Repeat every line of the data exactly, but not the pictures.

** START Material for this exercise **

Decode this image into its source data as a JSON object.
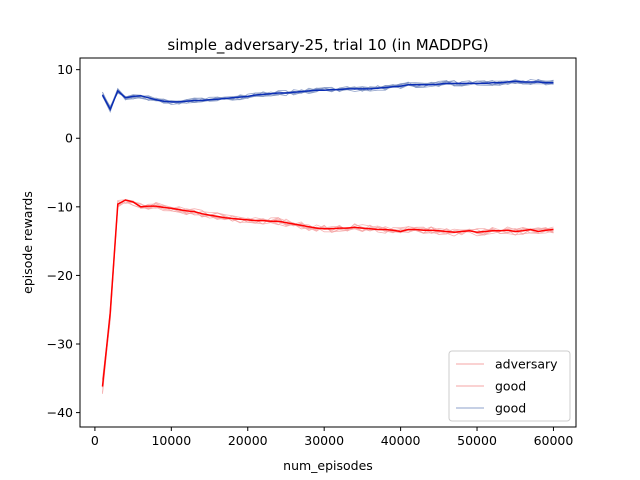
{
  "chart_data": {
    "type": "line",
    "title": "simple_adversary-25, trial 10 (in MADDPG)",
    "xlabel": "num_episodes",
    "ylabel": "episode rewards",
    "xlim": [
      -1950,
      62950
    ],
    "ylim": [
      -42.1,
      11.7
    ],
    "xticks": [
      0,
      10000,
      20000,
      30000,
      40000,
      50000,
      60000
    ],
    "xtick_labels": [
      "0",
      "10000",
      "20000",
      "30000",
      "40000",
      "50000",
      "60000"
    ],
    "yticks": [
      10,
      0,
      -10,
      -20,
      -30,
      -40
    ],
    "ytick_labels": [
      "10",
      "0",
      "−10",
      "−20",
      "−30",
      "−40"
    ],
    "grid": false,
    "legend_position": "lower-right",
    "legend": [
      {
        "label": "adversary",
        "color": "#f4a6a6"
      },
      {
        "label": "good",
        "color": "#f4a6a6"
      },
      {
        "label": "good",
        "color": "#8da0cb"
      }
    ],
    "x": [
      1000,
      2000,
      3000,
      4000,
      5000,
      6000,
      7000,
      8000,
      9000,
      10000,
      11000,
      12000,
      13000,
      14000,
      15000,
      16000,
      17000,
      18000,
      19000,
      20000,
      21000,
      22000,
      23000,
      24000,
      25000,
      26000,
      27000,
      28000,
      29000,
      30000,
      31000,
      32000,
      33000,
      34000,
      35000,
      36000,
      37000,
      38000,
      39000,
      40000,
      41000,
      42000,
      43000,
      44000,
      45000,
      46000,
      47000,
      48000,
      49000,
      50000,
      51000,
      52000,
      53000,
      54000,
      55000,
      56000,
      57000,
      58000,
      59000,
      60000
    ],
    "series": [
      {
        "group": "adversary",
        "color": "#ff0000",
        "values": [
          -36.2,
          -25.5,
          -9.6,
          -9.0,
          -9.3,
          -10.0,
          -9.9,
          -9.9,
          -10.1,
          -10.2,
          -10.4,
          -10.6,
          -10.7,
          -11.0,
          -11.2,
          -11.4,
          -11.6,
          -11.7,
          -11.8,
          -11.9,
          -12.0,
          -12.0,
          -12.1,
          -12.1,
          -12.3,
          -12.5,
          -12.7,
          -12.9,
          -13.1,
          -13.2,
          -13.2,
          -13.1,
          -13.1,
          -13.0,
          -13.1,
          -13.2,
          -13.3,
          -13.3,
          -13.4,
          -13.6,
          -13.3,
          -13.3,
          -13.4,
          -13.4,
          -13.5,
          -13.6,
          -13.7,
          -13.6,
          -13.5,
          -13.7,
          -13.6,
          -13.5,
          -13.5,
          -13.4,
          -13.6,
          -13.5,
          -13.3,
          -13.6,
          -13.4,
          -13.3
        ]
      },
      {
        "group": "good",
        "color": "#0a2db4",
        "values": [
          6.3,
          4.2,
          6.9,
          5.9,
          6.1,
          6.2,
          5.9,
          5.6,
          5.4,
          5.3,
          5.3,
          5.4,
          5.5,
          5.5,
          5.6,
          5.7,
          5.8,
          5.9,
          6.0,
          6.1,
          6.3,
          6.4,
          6.5,
          6.6,
          6.6,
          6.7,
          6.8,
          6.9,
          7.0,
          7.0,
          7.1,
          7.1,
          7.2,
          7.2,
          7.2,
          7.2,
          7.3,
          7.4,
          7.5,
          7.6,
          7.8,
          7.8,
          7.8,
          7.8,
          7.9,
          8.0,
          8.0,
          8.0,
          8.0,
          8.0,
          8.0,
          8.1,
          8.1,
          8.2,
          8.3,
          8.2,
          8.2,
          8.2,
          8.1,
          8.1
        ]
      }
    ]
  }
}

** END Material for this exercise **

■ **Output of the task**
Decode this image into its source data as a JSON object.
{
  "chart_data": {
    "type": "line",
    "title": "simple_adversary-25, trial 10 (in MADDPG)",
    "xlabel": "num_episodes",
    "ylabel": "episode rewards",
    "xlim": [
      -1950,
      62950
    ],
    "ylim": [
      -42.1,
      11.7
    ],
    "xticks": [
      0,
      10000,
      20000,
      30000,
      40000,
      50000,
      60000
    ],
    "xtick_labels": [
      "0",
      "10000",
      "20000",
      "30000",
      "40000",
      "50000",
      "60000"
    ],
    "yticks": [
      10,
      0,
      -10,
      -20,
      -30,
      -40
    ],
    "ytick_labels": [
      "10",
      "0",
      "−10",
      "−20",
      "−30",
      "−40"
    ],
    "grid": false,
    "legend_position": "lower-right",
    "legend": [
      {
        "label": "adversary",
        "color": "#f4a6a6"
      },
      {
        "label": "good",
        "color": "#f4a6a6"
      },
      {
        "label": "good",
        "color": "#8da0cb"
      }
    ],
    "x": [
      1000,
      2000,
      3000,
      4000,
      5000,
      6000,
      7000,
      8000,
      9000,
      10000,
      11000,
      12000,
      13000,
      14000,
      15000,
      16000,
      17000,
      18000,
      19000,
      20000,
      21000,
      22000,
      23000,
      24000,
      25000,
      26000,
      27000,
      28000,
      29000,
      30000,
      31000,
      32000,
      33000,
      34000,
      35000,
      36000,
      37000,
      38000,
      39000,
      40000,
      41000,
      42000,
      43000,
      44000,
      45000,
      46000,
      47000,
      48000,
      49000,
      50000,
      51000,
      52000,
      53000,
      54000,
      55000,
      56000,
      57000,
      58000,
      59000,
      60000
    ],
    "series": [
      {
        "group": "adversary",
        "color": "#ff0000",
        "values": [
          -36.2,
          -25.5,
          -9.6,
          -9.0,
          -9.3,
          -10.0,
          -9.9,
          -9.9,
          -10.1,
          -10.2,
          -10.4,
          -10.6,
          -10.7,
          -11.0,
          -11.2,
          -11.4,
          -11.6,
          -11.7,
          -11.8,
          -11.9,
          -12.0,
          -12.0,
          -12.1,
          -12.1,
          -12.3,
          -12.5,
          -12.7,
          -12.9,
          -13.1,
          -13.2,
          -13.2,
          -13.1,
          -13.1,
          -13.0,
          -13.1,
          -13.2,
          -13.3,
          -13.3,
          -13.4,
          -13.6,
          -13.3,
          -13.3,
          -13.4,
          -13.4,
          -13.5,
          -13.6,
          -13.7,
          -13.6,
          -13.5,
          -13.7,
          -13.6,
          -13.5,
          -13.5,
          -13.4,
          -13.6,
          -13.5,
          -13.3,
          -13.6,
          -13.4,
          -13.3
        ]
      },
      {
        "group": "good",
        "color": "#0a2db4",
        "values": [
          6.3,
          4.2,
          6.9,
          5.9,
          6.1,
          6.2,
          5.9,
          5.6,
          5.4,
          5.3,
          5.3,
          5.4,
          5.5,
          5.5,
          5.6,
          5.7,
          5.8,
          5.9,
          6.0,
          6.1,
          6.3,
          6.4,
          6.5,
          6.6,
          6.6,
          6.7,
          6.8,
          6.9,
          7.0,
          7.0,
          7.1,
          7.1,
          7.2,
          7.2,
          7.2,
          7.2,
          7.3,
          7.4,
          7.5,
          7.6,
          7.8,
          7.8,
          7.8,
          7.8,
          7.9,
          8.0,
          8.0,
          8.0,
          8.0,
          8.0,
          8.0,
          8.1,
          8.1,
          8.2,
          8.3,
          8.2,
          8.2,
          8.2,
          8.1,
          8.1
        ]
      }
    ]
  }
}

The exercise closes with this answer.